Di poco più di un mese fa sono per esempio le sue dichiarazioni sulla schiavitù, definita “una scelta” degli afroamericani. E no, questi ultimi non l’hanno presa bene, vuoi perché la frase è di per sé infondata e pretestuosa, vuoi anche perché pronunciata proprio da lui, Kanye, che negli scorsi anni si era avvicinato a Trump e aveva ventilato l’ipotesi – rafforzata proprio dall’elezione di quest’ultimo – di candidarsi egli stesso alla presidenza nel 2024. In molti hanno anche preso questa uscita infelice come una trovata pubblicitaria studiata apposta per l’uscita dei due album in questi primi giorni di giugno, ma è evidente che non ci sia stato nulla di premeditato: anche perché a seguito di queste ha dovuto rivedere quasi completamente ye, aggiornandolo alle controversie che si erano estremizzate intorno a lui.

Kanye indossa un cappellino con lo slogan elettorale di Donald Trump

Quella di un uomo alle prese con una costante ricerca di grandiosità e affermazione sembra(va) essere la chiave di lettura meno riduttiva del personaggio West, avvalorata anche dall’esposizione mediatica dovuta al legame con Kim Kardashian che li ha resi per lungo tempo la coppia più chiacchierata degli States. Eppure, sempre di più negli ultimi anni, Kanye sembra in balia di sé stesso, mai davvero padrone delle sue esternazioni, alla ricerca di legittimazioni che si potrebbero definire superflue ed inutili. Per questo risulta di una goffaggine quasi penosa, talvolta, soprattutto ad uno sguardo superficiale della sua parabola artistica (e non), che non tenesse conto di un disagio psichico emerso già in My Beautiful Dark Twisted Fantasy o dell’esaurimento nervoso del 2016; la copertina dell’ultimo disco, poi, ha confermato definitivamente le voci che lo volevano afflitto da qualche disturbo mentale:

I hate being Bi-Polar it’s awesome

La frase è scritta a mano su una foto (scattata da Kanye stesso) del paesaggio incontaminato del Wyoming, che quasi riproduce visivamente la stessa dicotomia del significato letterale. Ironia esplicitamente disarmante. Inevitabile, quindi, la presenza del tema della malattia mentale all’interno del disco, con frasi che resteranno – scommettiamo? – tra le più significative della sua produzione:

That’s my bipolar shit, nigga, what?
That’s my superpower, nigga, ain’t no disability
I’m a superhero! I’m a superhero!

O anche:

The most beautiful thoughts are always besides the darkest

Nei 23 minuti di quello che somiglia in realtà di più ad un EP, un West per certi aspetti inedito tiene a bada ogni mania di grandezza, non rinunciando però alla sua conclamata abilità nel ricercare ed utilizzare samples. Risulta allora un lavoro che prosegue sui solchi lasciati da The Life of Pablo abbassandone però i volumi, le esuberanze, cercando una dimensione più pacata e ovattata, proprio come quella che sembra avergli offerto l’esilio auto-impostosi proprio in Wyoming, uno degli stati meno popolosi e più incontaminati degli Stati Uniti.
☆ ☆ ☆ ☆ ☆ ☆ ☆
→ **Istruzioni di lavoro**:
1. Stabilisci se ciascuna affermazione concorda con il testo su Kanye West, rispondendo sì o no e citando alla lettera le parole decisive. (a) La foto in copertina è stata scattata da Kanye stesso. (b) Il disco dura più di mezz'ora. (c) Kanye aveva ipotizzato di candidarsi alla presidenza nel 2024.
2. Trascrivi, per favore, il passo del testo su Kanye West che va da "La frase è scritta" fino a "shit, nigga, what?" compreso.

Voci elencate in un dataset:
☆ ☆ ☆ ☆ ☆ ☆ ☆
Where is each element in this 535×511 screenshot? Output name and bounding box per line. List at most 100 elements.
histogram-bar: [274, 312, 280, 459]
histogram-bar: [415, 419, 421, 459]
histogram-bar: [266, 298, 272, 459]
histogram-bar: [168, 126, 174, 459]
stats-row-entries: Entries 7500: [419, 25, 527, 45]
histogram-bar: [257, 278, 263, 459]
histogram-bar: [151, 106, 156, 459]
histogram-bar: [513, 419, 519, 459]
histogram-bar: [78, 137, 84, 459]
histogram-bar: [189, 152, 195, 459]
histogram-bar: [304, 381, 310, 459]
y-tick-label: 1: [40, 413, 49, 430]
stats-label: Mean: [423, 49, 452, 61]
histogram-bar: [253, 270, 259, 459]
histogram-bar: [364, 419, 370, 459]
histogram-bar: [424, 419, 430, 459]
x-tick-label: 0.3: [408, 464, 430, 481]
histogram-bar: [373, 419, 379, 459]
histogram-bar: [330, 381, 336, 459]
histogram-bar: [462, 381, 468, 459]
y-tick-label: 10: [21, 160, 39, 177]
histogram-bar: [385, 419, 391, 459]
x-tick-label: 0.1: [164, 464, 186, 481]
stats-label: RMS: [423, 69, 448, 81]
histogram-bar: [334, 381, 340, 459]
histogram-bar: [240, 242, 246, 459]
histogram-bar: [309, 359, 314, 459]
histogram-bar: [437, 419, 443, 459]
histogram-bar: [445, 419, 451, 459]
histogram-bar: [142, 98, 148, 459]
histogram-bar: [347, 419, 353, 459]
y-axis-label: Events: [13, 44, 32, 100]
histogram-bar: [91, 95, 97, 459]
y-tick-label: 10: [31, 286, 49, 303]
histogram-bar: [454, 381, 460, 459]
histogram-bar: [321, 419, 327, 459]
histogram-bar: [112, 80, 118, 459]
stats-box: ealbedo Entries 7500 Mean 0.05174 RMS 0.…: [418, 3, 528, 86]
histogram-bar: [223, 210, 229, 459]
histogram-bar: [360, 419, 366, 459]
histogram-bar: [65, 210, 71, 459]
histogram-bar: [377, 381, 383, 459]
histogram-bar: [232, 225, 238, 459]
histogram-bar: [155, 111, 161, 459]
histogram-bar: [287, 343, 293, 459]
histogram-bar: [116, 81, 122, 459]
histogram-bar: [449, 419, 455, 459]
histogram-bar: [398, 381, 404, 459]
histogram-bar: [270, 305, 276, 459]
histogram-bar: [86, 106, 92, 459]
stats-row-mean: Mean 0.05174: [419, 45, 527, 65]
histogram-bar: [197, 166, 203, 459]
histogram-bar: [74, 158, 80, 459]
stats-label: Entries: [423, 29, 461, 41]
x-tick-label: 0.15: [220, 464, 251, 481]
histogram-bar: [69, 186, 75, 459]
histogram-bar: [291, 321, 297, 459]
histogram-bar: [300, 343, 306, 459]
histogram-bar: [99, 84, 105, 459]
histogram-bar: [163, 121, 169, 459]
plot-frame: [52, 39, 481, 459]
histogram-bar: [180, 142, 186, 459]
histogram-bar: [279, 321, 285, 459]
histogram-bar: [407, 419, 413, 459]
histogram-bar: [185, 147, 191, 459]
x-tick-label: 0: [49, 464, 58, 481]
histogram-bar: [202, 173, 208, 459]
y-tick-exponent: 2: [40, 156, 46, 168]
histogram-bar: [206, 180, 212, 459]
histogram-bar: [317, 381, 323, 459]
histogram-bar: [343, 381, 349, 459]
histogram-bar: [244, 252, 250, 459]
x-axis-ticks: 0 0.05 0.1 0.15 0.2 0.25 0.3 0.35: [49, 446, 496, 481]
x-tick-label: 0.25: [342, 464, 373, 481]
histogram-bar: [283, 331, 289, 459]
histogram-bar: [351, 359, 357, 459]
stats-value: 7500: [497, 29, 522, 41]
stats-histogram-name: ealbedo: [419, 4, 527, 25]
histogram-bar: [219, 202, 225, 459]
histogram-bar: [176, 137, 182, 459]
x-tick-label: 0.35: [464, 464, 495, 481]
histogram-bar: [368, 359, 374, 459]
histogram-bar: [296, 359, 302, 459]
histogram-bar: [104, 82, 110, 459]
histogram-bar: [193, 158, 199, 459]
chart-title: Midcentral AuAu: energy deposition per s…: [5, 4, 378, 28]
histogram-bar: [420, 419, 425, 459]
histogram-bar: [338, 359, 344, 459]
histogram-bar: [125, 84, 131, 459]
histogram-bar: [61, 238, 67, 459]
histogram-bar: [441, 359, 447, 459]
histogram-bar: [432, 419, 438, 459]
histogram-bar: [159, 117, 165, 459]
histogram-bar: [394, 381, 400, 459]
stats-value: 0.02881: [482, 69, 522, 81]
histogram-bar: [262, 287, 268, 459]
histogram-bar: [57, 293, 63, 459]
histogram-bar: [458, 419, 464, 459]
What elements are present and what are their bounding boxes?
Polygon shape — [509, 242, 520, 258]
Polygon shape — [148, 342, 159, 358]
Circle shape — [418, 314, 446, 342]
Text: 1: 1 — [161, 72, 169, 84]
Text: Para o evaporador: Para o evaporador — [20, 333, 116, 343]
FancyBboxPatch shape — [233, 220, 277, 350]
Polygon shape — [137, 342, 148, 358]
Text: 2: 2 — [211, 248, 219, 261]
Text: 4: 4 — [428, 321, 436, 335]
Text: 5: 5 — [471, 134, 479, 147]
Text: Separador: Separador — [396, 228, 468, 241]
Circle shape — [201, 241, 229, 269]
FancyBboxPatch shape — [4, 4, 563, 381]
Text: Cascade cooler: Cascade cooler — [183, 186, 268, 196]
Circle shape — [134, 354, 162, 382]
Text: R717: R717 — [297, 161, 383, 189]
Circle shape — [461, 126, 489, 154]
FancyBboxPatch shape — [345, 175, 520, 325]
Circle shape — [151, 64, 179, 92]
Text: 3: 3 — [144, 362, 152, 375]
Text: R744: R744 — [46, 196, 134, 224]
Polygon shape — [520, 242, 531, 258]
☆ ☆ ☆ ☆ ☆ ☆ ☆
→ **Soluzioni delle attività**:
1.
(a) Sì: «scattata da Kanye stesso».
(b) No: «Nei 23 minuti di quello che somiglia in realtà di più ad un EP».
(c) Sì: «di candidarsi egli stesso alla presidenza nel 2024».

2.
La frase è scritta a mano su una foto (scattata da Kanye stesso) del paesaggio incontaminato del Wyoming, che quasi riproduce visivamente la stessa dicotomia del significato letterale. Ironia esplicitamente disarmante. Inevitabile, quindi, la presenza del tema della malattia mentale all’interno del disco, con frasi che resteranno – scommettiamo? – tra le più significative della sua produzione:

That’s my bipolar shit, nigga, what?